RECORDS FOR THIS EXERCISE:
┌──

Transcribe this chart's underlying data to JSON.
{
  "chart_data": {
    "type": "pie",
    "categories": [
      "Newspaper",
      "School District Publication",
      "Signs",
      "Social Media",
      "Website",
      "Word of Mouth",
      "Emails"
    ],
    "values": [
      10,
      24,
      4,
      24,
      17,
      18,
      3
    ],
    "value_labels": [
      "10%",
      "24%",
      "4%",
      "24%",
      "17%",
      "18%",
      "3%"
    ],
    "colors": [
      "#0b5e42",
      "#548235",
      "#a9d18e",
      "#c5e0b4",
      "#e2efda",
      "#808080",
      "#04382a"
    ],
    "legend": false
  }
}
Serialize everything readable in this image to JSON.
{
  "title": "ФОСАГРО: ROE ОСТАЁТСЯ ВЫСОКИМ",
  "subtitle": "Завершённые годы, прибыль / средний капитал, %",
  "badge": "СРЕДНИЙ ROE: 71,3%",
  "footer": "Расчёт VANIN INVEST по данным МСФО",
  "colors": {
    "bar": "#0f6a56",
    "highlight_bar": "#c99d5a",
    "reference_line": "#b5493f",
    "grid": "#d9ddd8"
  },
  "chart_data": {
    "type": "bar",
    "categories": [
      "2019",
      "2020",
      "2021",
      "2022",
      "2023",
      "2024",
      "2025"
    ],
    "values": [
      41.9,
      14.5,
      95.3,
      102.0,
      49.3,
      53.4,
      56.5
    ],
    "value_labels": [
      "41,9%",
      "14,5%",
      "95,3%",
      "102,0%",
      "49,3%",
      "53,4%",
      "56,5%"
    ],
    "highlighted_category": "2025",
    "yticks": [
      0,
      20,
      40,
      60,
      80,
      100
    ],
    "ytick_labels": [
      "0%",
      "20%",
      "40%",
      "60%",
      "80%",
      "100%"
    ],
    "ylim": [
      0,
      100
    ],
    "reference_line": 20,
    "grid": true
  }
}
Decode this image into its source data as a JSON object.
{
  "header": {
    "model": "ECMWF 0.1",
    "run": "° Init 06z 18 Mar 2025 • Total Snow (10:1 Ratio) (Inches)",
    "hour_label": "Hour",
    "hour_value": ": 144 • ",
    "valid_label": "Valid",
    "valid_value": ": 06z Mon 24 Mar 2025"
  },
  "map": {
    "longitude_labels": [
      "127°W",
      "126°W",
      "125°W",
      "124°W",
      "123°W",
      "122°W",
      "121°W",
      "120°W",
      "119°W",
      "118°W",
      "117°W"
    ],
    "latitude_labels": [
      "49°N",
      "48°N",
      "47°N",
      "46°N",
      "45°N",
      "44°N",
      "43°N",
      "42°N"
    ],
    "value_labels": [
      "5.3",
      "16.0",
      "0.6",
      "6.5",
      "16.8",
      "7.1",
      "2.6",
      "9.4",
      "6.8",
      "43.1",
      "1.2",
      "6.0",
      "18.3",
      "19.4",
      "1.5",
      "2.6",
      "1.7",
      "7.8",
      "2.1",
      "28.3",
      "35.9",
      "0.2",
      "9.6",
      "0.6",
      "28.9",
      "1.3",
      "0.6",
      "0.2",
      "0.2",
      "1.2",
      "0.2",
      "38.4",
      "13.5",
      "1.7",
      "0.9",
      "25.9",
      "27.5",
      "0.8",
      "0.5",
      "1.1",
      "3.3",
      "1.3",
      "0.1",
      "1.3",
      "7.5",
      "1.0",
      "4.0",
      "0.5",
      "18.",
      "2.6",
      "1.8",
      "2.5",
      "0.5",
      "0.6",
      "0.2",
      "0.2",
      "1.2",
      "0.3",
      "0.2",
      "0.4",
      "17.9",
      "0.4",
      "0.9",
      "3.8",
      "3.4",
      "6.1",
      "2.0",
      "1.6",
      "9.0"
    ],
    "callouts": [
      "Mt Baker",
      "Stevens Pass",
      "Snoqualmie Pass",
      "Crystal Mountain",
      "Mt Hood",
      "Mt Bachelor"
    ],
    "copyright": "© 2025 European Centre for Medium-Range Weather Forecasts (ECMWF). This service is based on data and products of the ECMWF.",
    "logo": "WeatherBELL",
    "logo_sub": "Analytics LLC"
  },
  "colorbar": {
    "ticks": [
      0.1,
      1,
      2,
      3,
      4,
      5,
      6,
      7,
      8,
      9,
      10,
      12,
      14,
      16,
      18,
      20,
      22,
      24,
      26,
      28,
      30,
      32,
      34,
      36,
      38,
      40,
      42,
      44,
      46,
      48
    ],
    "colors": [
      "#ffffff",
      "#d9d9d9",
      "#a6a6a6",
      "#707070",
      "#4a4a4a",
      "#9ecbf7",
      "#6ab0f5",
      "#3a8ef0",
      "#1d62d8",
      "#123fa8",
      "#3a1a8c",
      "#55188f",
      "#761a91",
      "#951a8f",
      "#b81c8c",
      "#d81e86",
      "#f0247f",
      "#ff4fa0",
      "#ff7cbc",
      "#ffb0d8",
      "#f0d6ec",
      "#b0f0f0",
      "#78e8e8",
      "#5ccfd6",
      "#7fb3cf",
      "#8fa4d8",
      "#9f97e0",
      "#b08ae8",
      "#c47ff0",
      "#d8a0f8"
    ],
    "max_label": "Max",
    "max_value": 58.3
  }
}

└──

SET TASK:
The data above must be returned in full, exactly as written.

TASK RESPONSE:
Transcribe this chart's underlying data to JSON.
{
  "chart_data": {
    "type": "pie",
    "categories": [
      "Newspaper",
      "School District Publication",
      "Signs",
      "Social Media",
      "Website",
      "Word of Mouth",
      "Emails"
    ],
    "values": [
      10,
      24,
      4,
      24,
      17,
      18,
      3
    ],
    "value_labels": [
      "10%",
      "24%",
      "4%",
      "24%",
      "17%",
      "18%",
      "3%"
    ],
    "colors": [
      "#0b5e42",
      "#548235",
      "#a9d18e",
      "#c5e0b4",
      "#e2efda",
      "#808080",
      "#04382a"
    ],
    "legend": false
  }
}
Serialize everything readable in this image to JSON.
{
  "title": "ФОСАГРО: ROE ОСТАЁТСЯ ВЫСОКИМ",
  "subtitle": "Завершённые годы, прибыль / средний капитал, %",
  "badge": "СРЕДНИЙ ROE: 71,3%",
  "footer": "Расчёт VANIN INVEST по данным МСФО",
  "colors": {
    "bar": "#0f6a56",
    "highlight_bar": "#c99d5a",
    "reference_line": "#b5493f",
    "grid": "#d9ddd8"
  },
  "chart_data": {
    "type": "bar",
    "categories": [
      "2019",
      "2020",
      "2021",
      "2022",
      "2023",
      "2024",
      "2025"
    ],
    "values": [
      41.9,
      14.5,
      95.3,
      102.0,
      49.3,
      53.4,
      56.5
    ],
    "value_labels": [
      "41,9%",
      "14,5%",
      "95,3%",
      "102,0%",
      "49,3%",
      "53,4%",
      "56,5%"
    ],
    "highlighted_category": "2025",
    "yticks": [
      0,
      20,
      40,
      60,
      80,
      100
    ],
    "ytick_labels": [
      "0%",
      "20%",
      "40%",
      "60%",
      "80%",
      "100%"
    ],
    "ylim": [
      0,
      100
    ],
    "reference_line": 20,
    "grid": true
  }
}
Decode this image into its source data as a JSON object.
{
  "header": {
    "model": "ECMWF 0.1",
    "run": "° Init 06z 18 Mar 2025 • Total Snow (10:1 Ratio) (Inches)",
    "hour_label": "Hour",
    "hour_value": ": 144 • ",
    "valid_label": "Valid",
    "valid_value": ": 06z Mon 24 Mar 2025"
  },
  "map": {
    "longitude_labels": [
      "127°W",
      "126°W",
      "125°W",
      "124°W",
      "123°W",
      "122°W",
      "121°W",
      "120°W",
      "119°W",
      "118°W",
      "117°W"
    ],
    "latitude_labels": [
      "49°N",
      "48°N",
      "47°N",
      "46°N",
      "45°N",
      "44°N",
      "43°N",
      "42°N"
    ],
    "value_labels": [
      "5.3",
      "16.0",
      "0.6",
      "6.5",
      "16.8",
      "7.1",
      "2.6",
      "9.4",
      "6.8",
      "43.1",
      "1.2",
      "6.0",
      "18.3",
      "19.4",
      "1.5",
      "2.6",
      "1.7",
      "7.8",
      "2.1",
      "28.3",
      "35.9",
      "0.2",
      "9.6",
      "0.6",
      "28.9",
      "1.3",
      "0.6",
      "0.2",
      "0.2",
      "1.2",
      "0.2",
      "38.4",
      "13.5",
      "1.7",
      "0.9",
      "25.9",
      "27.5",
      "0.8",
      "0.5",
      "1.1",
      "3.3",
      "1.3",
      "0.1",
      "1.3",
      "7.5",
      "1.0",
      "4.0",
      "0.5",
      "18.",
      "2.6",
      "1.8",
      "2.5",
      "0.5",
      "0.6",
      "0.2",
      "0.2",
      "1.2",
      "0.3",
      "0.2",
      "0.4",
      "17.9",
      "0.4",
      "0.9",
      "3.8",
      "3.4",
      "6.1",
      "2.0",
      "1.6",
      "9.0"
    ],
    "callouts": [
      "Mt Baker",
      "Stevens Pass",
      "Snoqualmie Pass",
      "Crystal Mountain",
      "Mt Hood",
      "Mt Bachelor"
    ],
    "copyright": "© 2025 European Centre for Medium-Range Weather Forecasts (ECMWF). This service is based on data and products of the ECMWF.",
    "logo": "WeatherBELL",
    "logo_sub": "Analytics LLC"
  },
  "colorbar": {
    "ticks": [
      0.1,
      1,
      2,
      3,
      4,
      5,
      6,
      7,
      8,
      9,
      10,
      12,
      14,
      16,
      18,
      20,
      22,
      24,
      26,
      28,
      30,
      32,
      34,
      36,
      38,
      40,
      42,
      44,
      46,
      48
    ],
    "colors": [
      "#ffffff",
      "#d9d9d9",
      "#a6a6a6",
      "#707070",
      "#4a4a4a",
      "#9ecbf7",
      "#6ab0f5",
      "#3a8ef0",
      "#1d62d8",
      "#123fa8",
      "#3a1a8c",
      "#55188f",
      "#761a91",
      "#951a8f",
      "#b81c8c",
      "#d81e86",
      "#f0247f",
      "#ff4fa0",
      "#ff7cbc",
      "#ffb0d8",
      "#f0d6ec",
      "#b0f0f0",
      "#78e8e8",
      "#5ccfd6",
      "#7fb3cf",
      "#8fa4d8",
      "#9f97e0",
      "#b08ae8",
      "#c47ff0",
      "#d8a0f8"
    ],
    "max_label": "Max",
    "max_value": 58.3
  }
}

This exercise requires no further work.